Extract the lines that hold the string "title".

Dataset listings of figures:
::::::::::

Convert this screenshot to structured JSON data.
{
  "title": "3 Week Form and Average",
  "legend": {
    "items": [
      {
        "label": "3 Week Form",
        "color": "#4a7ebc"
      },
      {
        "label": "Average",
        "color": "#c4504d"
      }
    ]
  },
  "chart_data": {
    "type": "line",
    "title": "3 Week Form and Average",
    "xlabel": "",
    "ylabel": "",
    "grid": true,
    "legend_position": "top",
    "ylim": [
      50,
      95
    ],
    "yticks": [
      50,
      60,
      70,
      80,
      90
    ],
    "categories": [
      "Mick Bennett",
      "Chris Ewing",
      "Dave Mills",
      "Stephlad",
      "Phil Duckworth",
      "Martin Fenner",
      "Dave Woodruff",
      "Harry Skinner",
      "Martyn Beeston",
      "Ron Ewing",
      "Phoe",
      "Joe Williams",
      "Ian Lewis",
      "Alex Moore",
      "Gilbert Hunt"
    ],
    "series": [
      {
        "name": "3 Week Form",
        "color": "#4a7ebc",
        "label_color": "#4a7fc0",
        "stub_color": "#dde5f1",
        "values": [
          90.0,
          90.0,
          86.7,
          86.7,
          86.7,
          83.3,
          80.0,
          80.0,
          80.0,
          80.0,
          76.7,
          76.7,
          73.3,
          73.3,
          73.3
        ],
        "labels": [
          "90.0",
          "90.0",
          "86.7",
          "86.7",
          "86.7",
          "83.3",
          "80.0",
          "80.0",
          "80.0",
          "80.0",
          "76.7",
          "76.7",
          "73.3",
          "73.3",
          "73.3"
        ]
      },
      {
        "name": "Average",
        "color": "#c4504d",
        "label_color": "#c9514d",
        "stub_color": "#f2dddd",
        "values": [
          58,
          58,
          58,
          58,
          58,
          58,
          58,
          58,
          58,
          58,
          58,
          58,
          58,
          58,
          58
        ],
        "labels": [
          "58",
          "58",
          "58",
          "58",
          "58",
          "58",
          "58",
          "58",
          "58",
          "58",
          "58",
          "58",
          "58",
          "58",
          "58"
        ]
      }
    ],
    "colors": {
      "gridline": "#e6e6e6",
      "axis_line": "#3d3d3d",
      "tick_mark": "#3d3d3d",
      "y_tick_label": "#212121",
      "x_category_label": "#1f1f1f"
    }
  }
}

::::::::::

* **ANSWER**
  "title": "3 Week Form and Average",
    "title": "3 Week Form and Average",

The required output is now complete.